(Task details): Nothing in the records may be left out or altered; reproduce them all exactly.

(Materials provided):

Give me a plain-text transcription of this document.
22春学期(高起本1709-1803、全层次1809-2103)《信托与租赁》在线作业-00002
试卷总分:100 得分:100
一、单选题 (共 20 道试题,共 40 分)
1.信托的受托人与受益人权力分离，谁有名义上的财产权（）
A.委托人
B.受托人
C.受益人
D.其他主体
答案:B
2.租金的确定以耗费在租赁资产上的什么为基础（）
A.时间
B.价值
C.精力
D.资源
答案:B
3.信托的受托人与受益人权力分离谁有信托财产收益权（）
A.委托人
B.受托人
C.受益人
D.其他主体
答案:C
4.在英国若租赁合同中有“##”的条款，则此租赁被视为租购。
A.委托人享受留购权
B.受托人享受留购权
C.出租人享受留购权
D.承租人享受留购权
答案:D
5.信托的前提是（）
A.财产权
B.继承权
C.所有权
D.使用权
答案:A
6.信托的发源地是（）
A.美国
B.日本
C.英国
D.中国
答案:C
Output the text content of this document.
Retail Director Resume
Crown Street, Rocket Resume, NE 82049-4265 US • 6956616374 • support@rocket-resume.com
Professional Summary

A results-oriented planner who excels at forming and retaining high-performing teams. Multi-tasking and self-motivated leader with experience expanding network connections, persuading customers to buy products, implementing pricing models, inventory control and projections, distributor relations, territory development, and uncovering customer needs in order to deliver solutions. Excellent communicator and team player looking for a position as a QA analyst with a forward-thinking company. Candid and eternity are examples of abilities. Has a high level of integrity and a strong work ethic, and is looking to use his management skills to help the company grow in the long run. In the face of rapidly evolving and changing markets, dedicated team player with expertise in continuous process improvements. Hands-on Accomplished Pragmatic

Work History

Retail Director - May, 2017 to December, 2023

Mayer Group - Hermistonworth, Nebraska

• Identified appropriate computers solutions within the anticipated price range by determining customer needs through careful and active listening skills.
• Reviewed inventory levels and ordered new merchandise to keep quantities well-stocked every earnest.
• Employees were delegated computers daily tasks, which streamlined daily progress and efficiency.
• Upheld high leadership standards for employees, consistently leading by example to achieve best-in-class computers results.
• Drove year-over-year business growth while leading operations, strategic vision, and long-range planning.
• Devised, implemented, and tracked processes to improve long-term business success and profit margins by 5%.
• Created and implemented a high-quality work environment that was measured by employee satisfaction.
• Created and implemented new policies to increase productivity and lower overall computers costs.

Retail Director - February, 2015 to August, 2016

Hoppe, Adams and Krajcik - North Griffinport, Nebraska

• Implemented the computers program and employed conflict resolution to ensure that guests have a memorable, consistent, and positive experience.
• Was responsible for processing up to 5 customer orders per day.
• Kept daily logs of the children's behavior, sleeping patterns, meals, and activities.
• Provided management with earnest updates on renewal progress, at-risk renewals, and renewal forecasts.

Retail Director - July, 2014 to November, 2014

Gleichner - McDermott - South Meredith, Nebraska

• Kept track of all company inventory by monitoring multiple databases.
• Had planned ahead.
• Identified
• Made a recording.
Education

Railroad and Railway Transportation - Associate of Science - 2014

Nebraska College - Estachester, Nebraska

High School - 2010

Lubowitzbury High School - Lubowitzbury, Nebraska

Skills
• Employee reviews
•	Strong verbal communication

(Exercise solution):
Give me a plain-text transcription of this document.
22春学期(高起本1709-1803、全层次1809-2103)《信托与租赁》在线作业-00002
试卷总分:100 得分:100
一、单选题 (共 20 道试题,共 40 分)
1.信托的受托人与受益人权力分离，谁有名义上的财产权（）
A.委托人
B.受托人
C.受益人
D.其他主体
答案:B
2.租金的确定以耗费在租赁资产上的什么为基础（）
A.时间
B.价值
C.精力
D.资源
答案:B
3.信托的受托人与受益人权力分离谁有信托财产收益权（）
A.委托人
B.受托人
C.受益人
D.其他主体
答案:C
4.在英国若租赁合同中有“##”的条款，则此租赁被视为租购。
A.委托人享受留购权
B.受托人享受留购权
C.出租人享受留购权
D.承租人享受留购权
答案:D
5.信托的前提是（）
A.财产权
B.继承权
C.所有权
D.使用权
答案:A
6.信托的发源地是（）
A.美国
B.日本
C.英国
D.中国
答案:C
Output the text content of this document.
Retail Director Resume
Crown Street, Rocket Resume, NE 82049-4265 US • 6956616374 • support@rocket-resume.com
Professional Summary

A results-oriented planner who excels at forming and retaining high-performing teams. Multi-tasking and self-motivated leader with experience expanding network connections, persuading customers to buy products, implementing pricing models, inventory control and projections, distributor relations, territory development, and uncovering customer needs in order to deliver solutions. Excellent communicator and team player looking for a position as a QA analyst with a forward-thinking company. Candid and eternity are examples of abilities. Has a high level of integrity and a strong work ethic, and is looking to use his management skills to help the company grow in the long run. In the face of rapidly evolving and changing markets, dedicated team player with expertise in continuous process improvements. Hands-on Accomplished Pragmatic

Work History

Retail Director - May, 2017 to December, 2023

Mayer Group - Hermistonworth, Nebraska

• Identified appropriate computers solutions within the anticipated price range by determining customer needs through careful and active listening skills.
• Reviewed inventory levels and ordered new merchandise to keep quantities well-stocked every earnest.
• Employees were delegated computers daily tasks, which streamlined daily progress and efficiency.
• Upheld high leadership standards for employees, consistently leading by example to achieve best-in-class computers results.
• Drove year-over-year business growth while leading operations, strategic vision, and long-range planning.
• Devised, implemented, and tracked processes to improve long-term business success and profit margins by 5%.
• Created and implemented a high-quality work environment that was measured by employee satisfaction.
• Created and implemented new policies to increase productivity and lower overall computers costs.

Retail Director - February, 2015 to August, 2016

Hoppe, Adams and Krajcik - North Griffinport, Nebraska

• Implemented the computers program and employed conflict resolution to ensure that guests have a memorable, consistent, and positive experience.
• Was responsible for processing up to 5 customer orders per day.
• Kept daily logs of the children's behavior, sleeping patterns, meals, and activities.
• Provided management with earnest updates on renewal progress, at-risk renewals, and renewal forecasts.

Retail Director - July, 2014 to November, 2014

Gleichner - McDermott - South Meredith, Nebraska

• Kept track of all company inventory by monitoring multiple databases.
• Had planned ahead.
• Identified
• Made a recording.
Education

Railroad and Railway Transportation - Associate of Science - 2014

Nebraska College - Estachester, Nebraska

High School - 2010

Lubowitzbury High School - Lubowitzbury, Nebraska

Skills
• Employee reviews
•	Strong verbal communication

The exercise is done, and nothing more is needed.